Find every line in the records below that holds the word "color", and copy it out.

** START OF Exercise materials **

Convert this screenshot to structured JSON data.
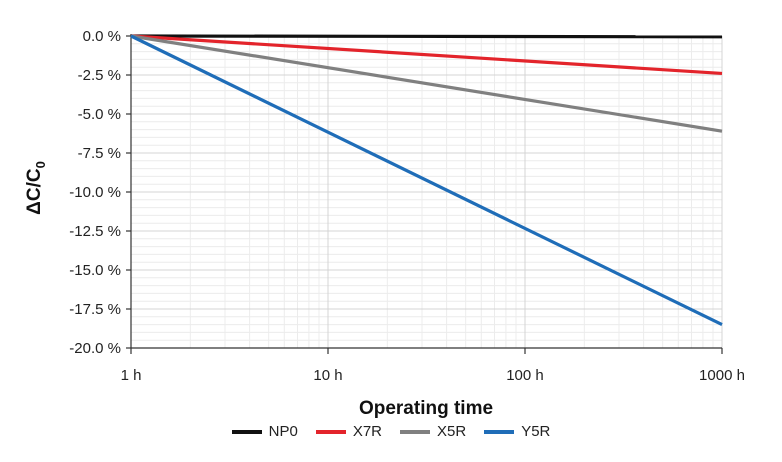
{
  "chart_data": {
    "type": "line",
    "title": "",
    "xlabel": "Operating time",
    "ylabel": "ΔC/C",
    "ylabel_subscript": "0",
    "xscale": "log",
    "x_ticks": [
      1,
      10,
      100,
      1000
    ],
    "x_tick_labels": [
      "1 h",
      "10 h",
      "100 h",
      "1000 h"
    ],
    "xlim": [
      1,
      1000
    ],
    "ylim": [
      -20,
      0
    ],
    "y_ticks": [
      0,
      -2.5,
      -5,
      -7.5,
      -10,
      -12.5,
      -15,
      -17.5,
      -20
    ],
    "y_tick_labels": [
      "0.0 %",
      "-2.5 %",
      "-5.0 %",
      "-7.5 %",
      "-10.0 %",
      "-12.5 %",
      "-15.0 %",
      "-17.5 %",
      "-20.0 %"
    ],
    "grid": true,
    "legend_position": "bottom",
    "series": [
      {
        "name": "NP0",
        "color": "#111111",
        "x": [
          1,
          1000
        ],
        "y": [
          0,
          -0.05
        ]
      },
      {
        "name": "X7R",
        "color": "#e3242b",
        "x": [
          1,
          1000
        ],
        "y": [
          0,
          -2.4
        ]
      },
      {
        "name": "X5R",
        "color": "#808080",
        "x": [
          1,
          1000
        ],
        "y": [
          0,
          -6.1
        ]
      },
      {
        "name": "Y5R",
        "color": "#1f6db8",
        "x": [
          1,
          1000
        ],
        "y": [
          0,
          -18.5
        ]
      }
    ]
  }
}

** END OF Exercise materials **

- _Exercise result_
        "color": "#111111",
        "color": "#e3242b",
        "color": "#808080",
        "color": "#1f6db8",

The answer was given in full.